For each line of the data below that holds "Contractor", copy the line.
= = = =
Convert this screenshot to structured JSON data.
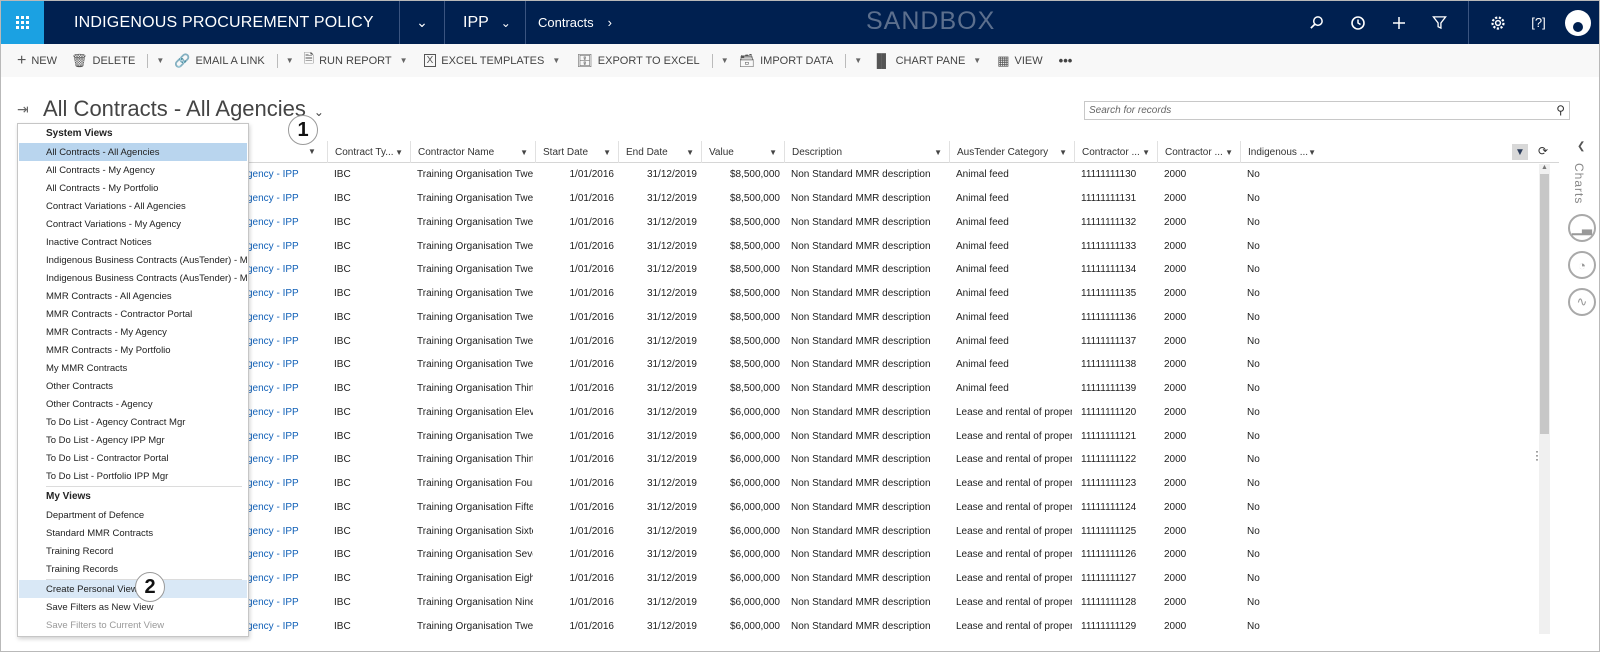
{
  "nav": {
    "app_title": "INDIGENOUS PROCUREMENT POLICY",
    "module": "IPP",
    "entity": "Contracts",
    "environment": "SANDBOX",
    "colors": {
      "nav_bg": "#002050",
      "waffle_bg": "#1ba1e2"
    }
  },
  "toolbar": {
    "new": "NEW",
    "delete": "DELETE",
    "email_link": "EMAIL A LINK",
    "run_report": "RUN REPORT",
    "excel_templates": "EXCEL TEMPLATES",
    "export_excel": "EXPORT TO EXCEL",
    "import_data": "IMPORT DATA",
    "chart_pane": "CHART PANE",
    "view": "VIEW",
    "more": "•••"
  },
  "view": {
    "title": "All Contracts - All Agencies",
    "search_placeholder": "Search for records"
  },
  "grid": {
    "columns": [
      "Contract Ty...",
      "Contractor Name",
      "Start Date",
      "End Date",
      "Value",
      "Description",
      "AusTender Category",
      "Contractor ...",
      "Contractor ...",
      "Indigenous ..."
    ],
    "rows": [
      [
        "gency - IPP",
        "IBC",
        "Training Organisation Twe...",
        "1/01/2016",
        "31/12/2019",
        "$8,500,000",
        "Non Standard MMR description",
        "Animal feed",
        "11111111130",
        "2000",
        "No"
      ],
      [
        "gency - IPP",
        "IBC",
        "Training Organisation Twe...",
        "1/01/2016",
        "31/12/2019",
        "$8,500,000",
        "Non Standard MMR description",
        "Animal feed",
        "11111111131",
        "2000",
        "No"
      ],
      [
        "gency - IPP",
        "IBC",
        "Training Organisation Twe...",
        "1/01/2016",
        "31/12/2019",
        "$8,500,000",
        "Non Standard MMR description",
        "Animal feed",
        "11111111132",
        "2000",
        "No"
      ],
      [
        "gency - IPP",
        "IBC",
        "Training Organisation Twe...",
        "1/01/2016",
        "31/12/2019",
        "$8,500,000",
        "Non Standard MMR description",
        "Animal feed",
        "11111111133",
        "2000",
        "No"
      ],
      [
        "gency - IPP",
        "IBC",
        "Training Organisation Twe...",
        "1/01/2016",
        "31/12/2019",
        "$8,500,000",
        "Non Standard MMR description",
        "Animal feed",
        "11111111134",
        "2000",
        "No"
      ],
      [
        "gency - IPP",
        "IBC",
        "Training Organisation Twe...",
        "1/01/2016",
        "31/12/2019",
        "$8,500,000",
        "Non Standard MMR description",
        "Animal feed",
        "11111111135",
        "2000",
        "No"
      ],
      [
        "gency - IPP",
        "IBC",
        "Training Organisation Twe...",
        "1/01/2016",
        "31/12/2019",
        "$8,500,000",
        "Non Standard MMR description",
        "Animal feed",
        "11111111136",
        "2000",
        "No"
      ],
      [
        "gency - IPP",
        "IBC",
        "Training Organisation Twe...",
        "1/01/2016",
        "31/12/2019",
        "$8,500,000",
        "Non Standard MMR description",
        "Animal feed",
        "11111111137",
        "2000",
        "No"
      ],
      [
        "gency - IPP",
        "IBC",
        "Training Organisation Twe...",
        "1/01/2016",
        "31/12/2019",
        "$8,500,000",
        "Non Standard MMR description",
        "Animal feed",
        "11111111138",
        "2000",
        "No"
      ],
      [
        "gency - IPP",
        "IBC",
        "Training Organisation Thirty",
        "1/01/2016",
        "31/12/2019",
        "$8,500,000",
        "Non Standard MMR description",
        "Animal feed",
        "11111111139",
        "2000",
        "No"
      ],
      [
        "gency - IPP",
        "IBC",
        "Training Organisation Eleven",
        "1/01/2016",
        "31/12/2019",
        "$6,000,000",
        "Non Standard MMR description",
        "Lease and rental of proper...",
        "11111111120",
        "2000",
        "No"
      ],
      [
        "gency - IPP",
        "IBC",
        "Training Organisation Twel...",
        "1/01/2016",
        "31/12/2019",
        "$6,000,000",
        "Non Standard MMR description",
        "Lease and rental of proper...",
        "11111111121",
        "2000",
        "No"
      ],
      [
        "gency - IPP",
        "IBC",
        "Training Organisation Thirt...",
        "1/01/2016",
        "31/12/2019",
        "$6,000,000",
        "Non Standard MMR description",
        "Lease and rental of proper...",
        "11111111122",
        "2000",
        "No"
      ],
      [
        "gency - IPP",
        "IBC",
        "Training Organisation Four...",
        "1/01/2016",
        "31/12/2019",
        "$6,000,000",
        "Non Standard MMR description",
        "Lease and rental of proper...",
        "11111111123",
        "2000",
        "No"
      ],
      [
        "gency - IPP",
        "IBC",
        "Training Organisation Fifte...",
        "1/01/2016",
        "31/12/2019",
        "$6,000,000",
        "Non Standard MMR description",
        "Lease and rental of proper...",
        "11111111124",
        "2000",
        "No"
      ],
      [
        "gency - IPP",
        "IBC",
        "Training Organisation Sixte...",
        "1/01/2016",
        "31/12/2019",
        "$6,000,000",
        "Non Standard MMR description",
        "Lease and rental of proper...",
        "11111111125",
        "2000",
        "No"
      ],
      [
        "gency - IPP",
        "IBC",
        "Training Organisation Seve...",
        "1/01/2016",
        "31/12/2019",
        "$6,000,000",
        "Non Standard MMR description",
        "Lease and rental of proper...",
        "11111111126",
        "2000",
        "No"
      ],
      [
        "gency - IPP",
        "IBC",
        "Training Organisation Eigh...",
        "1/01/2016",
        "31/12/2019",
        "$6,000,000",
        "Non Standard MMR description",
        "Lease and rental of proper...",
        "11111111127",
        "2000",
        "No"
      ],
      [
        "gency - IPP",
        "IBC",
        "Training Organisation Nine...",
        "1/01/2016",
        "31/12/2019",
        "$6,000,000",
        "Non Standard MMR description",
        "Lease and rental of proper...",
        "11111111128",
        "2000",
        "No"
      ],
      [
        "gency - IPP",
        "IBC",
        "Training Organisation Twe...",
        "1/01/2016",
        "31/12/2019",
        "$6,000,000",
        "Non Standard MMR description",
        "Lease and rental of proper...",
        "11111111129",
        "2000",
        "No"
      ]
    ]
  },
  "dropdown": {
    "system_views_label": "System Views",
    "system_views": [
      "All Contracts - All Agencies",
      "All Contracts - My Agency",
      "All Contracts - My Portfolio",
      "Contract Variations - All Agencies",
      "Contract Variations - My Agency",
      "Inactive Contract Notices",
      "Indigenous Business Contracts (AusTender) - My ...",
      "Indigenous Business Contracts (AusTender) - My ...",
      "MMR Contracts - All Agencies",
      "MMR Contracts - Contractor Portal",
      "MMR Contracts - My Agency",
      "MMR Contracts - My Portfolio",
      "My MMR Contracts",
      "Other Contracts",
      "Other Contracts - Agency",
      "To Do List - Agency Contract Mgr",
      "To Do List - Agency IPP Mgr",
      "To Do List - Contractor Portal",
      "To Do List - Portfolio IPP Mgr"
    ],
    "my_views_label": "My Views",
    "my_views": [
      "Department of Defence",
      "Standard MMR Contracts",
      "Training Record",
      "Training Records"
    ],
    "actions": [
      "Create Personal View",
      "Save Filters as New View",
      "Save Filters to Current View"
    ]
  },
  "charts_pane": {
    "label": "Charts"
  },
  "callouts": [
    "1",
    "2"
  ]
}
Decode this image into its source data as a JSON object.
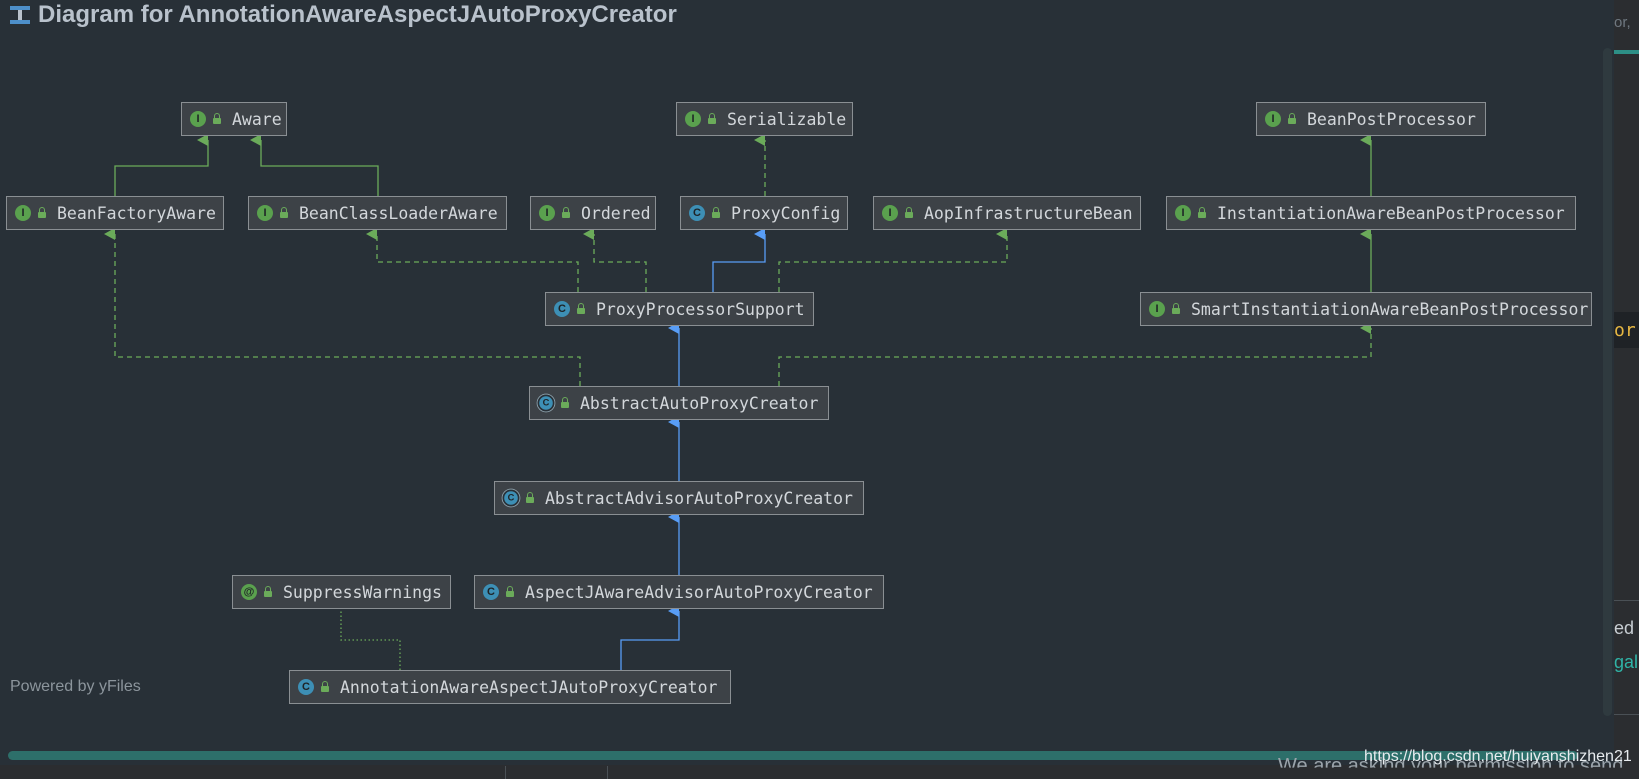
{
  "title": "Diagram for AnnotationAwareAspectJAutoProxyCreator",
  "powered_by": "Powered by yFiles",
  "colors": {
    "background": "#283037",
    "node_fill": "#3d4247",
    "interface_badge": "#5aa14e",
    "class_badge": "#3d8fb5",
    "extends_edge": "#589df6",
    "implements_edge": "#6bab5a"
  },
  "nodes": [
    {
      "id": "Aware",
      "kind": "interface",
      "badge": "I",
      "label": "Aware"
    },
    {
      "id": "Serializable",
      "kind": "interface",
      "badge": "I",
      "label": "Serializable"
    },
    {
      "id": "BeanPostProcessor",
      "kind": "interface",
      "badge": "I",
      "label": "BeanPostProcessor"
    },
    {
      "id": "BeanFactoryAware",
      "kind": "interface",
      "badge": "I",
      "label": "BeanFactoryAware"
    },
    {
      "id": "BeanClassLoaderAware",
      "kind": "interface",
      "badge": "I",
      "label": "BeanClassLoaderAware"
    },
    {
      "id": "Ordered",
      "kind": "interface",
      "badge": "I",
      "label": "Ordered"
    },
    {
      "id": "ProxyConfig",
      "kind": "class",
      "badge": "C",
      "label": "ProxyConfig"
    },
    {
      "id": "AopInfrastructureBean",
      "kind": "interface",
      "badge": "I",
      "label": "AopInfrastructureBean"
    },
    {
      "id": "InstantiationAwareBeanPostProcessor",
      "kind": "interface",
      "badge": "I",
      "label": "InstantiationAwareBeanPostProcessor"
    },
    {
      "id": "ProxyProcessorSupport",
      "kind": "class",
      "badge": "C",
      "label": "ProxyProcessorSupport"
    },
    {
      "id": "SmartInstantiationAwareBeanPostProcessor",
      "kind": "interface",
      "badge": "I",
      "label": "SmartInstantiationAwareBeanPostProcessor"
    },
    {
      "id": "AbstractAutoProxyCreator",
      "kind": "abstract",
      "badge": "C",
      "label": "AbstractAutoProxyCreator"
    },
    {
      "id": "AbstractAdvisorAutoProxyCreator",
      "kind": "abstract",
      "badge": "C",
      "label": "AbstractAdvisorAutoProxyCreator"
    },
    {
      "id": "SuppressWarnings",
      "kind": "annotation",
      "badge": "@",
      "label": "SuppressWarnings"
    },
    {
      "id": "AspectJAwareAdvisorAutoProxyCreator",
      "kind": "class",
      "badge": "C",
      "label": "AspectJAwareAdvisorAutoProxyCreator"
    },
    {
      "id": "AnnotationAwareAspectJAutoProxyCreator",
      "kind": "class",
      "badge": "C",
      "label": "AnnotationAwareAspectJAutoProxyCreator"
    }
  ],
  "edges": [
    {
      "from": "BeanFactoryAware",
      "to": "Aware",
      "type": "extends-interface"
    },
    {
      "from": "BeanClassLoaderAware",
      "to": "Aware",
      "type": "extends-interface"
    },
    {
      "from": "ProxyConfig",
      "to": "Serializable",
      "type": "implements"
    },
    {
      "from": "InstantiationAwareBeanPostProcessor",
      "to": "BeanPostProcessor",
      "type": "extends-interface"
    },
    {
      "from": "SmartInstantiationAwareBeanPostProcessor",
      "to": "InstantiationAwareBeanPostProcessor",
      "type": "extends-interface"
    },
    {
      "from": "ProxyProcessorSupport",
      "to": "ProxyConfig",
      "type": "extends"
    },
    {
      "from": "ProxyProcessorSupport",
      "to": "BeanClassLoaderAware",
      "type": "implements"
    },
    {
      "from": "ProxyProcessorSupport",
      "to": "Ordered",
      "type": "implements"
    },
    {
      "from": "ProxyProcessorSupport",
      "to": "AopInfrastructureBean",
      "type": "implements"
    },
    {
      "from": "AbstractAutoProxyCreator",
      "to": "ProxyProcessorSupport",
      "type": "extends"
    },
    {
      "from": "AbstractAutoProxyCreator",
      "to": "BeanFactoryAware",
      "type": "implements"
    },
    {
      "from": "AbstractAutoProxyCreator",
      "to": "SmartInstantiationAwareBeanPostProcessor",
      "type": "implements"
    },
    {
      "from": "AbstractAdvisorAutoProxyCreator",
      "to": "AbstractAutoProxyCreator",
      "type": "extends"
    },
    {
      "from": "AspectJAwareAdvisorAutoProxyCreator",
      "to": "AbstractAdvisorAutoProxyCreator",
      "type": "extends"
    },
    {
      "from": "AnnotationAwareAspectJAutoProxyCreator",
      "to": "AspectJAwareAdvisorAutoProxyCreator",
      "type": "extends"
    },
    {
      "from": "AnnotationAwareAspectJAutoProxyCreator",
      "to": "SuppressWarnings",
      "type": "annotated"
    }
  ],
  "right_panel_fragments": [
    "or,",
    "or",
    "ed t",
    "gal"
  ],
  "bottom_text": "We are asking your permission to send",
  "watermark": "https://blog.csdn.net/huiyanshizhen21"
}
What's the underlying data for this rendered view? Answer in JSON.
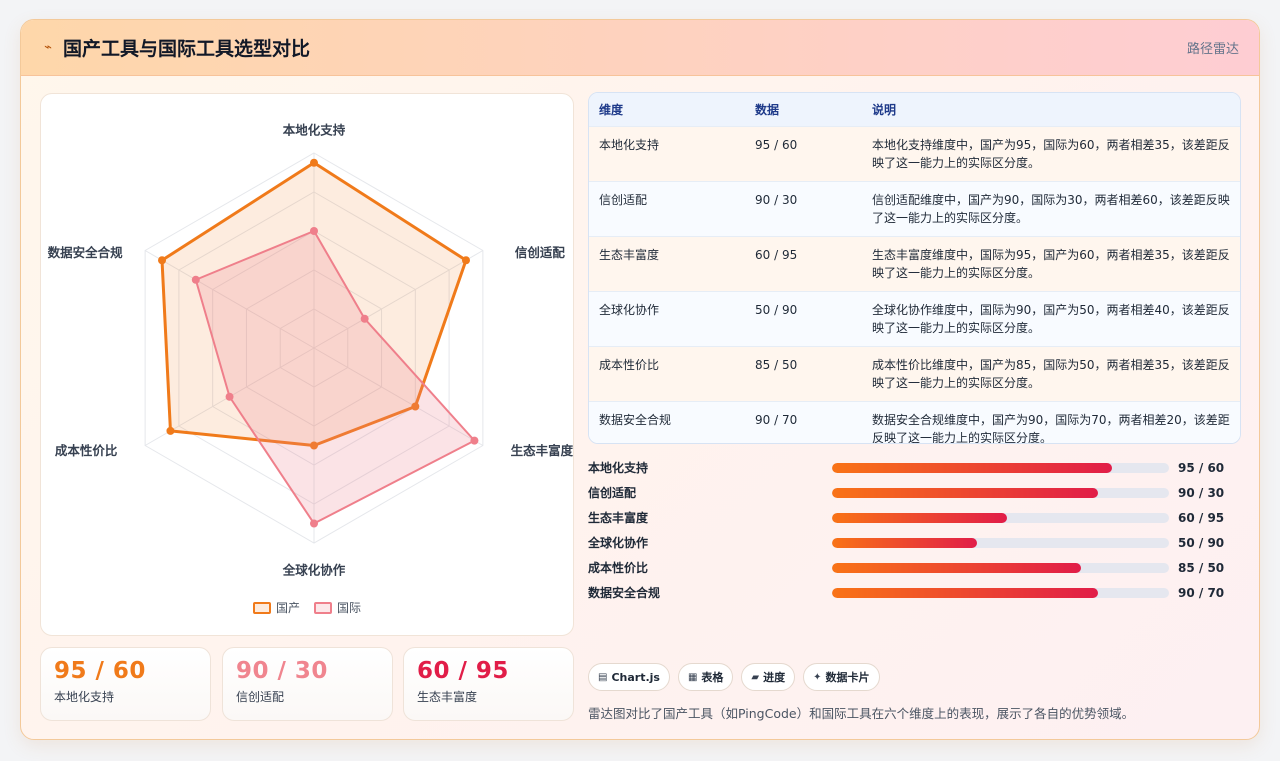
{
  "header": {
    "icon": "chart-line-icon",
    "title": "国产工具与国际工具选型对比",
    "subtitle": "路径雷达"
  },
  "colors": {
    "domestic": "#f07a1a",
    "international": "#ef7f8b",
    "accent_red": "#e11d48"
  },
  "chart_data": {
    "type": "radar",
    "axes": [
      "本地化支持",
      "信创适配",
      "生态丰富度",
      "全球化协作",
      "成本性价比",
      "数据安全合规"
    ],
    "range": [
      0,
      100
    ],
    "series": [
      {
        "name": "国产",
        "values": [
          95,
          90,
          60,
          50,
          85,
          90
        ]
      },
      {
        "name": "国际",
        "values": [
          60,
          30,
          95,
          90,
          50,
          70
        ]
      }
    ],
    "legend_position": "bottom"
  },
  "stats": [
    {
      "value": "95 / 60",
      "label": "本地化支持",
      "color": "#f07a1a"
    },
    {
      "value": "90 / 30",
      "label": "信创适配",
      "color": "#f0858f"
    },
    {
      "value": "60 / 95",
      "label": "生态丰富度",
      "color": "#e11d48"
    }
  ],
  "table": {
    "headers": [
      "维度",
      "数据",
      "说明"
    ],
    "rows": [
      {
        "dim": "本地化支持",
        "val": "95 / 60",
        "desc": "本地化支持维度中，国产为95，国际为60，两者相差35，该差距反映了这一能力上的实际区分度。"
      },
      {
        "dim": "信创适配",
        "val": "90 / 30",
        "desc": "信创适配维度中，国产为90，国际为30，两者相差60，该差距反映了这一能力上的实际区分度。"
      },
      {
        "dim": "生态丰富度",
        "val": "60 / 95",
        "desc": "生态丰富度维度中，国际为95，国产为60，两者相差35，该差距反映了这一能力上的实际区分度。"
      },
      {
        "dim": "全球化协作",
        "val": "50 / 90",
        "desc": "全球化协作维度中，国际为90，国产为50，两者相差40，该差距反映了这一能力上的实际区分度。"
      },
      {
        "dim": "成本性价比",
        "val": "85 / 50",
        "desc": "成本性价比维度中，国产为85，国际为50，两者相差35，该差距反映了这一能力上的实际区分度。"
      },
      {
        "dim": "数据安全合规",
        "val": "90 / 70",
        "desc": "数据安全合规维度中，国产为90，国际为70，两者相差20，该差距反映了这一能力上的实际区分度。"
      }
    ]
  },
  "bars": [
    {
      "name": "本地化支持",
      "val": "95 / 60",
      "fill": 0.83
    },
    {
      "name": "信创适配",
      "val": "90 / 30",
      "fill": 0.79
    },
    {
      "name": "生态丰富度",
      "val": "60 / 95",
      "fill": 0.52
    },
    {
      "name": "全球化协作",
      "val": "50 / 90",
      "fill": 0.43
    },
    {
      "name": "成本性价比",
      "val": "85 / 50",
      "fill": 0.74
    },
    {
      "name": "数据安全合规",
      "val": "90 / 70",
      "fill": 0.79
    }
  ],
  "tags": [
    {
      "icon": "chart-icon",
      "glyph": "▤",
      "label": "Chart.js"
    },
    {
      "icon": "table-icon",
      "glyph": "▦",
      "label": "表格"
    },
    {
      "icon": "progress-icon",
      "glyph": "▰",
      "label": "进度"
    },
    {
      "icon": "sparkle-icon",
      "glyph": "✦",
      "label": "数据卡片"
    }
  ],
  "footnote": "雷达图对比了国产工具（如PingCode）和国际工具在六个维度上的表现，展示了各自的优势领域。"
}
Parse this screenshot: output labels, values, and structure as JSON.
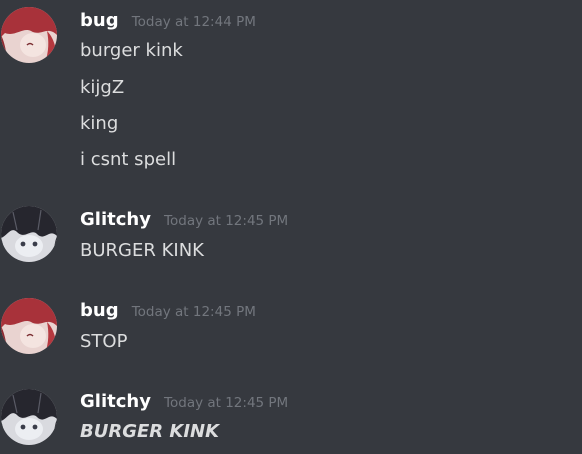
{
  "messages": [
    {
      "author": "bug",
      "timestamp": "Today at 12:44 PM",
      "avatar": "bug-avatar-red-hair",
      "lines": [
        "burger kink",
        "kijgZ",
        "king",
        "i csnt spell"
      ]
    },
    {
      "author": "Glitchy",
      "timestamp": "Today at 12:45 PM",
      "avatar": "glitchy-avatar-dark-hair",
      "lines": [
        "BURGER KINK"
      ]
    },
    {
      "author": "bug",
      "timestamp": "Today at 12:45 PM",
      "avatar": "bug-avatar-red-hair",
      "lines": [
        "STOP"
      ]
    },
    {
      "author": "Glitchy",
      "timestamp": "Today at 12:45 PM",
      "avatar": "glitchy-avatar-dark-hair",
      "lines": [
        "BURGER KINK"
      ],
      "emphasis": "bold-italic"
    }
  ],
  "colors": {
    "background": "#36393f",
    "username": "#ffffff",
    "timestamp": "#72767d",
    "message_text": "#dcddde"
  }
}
= = = =
§ The completed task
      "Contractor Name",
      "Contractor ...",
      "Contractor ...",
      "MMR Contracts - Contractor Portal",
      "To Do List - Contractor Portal",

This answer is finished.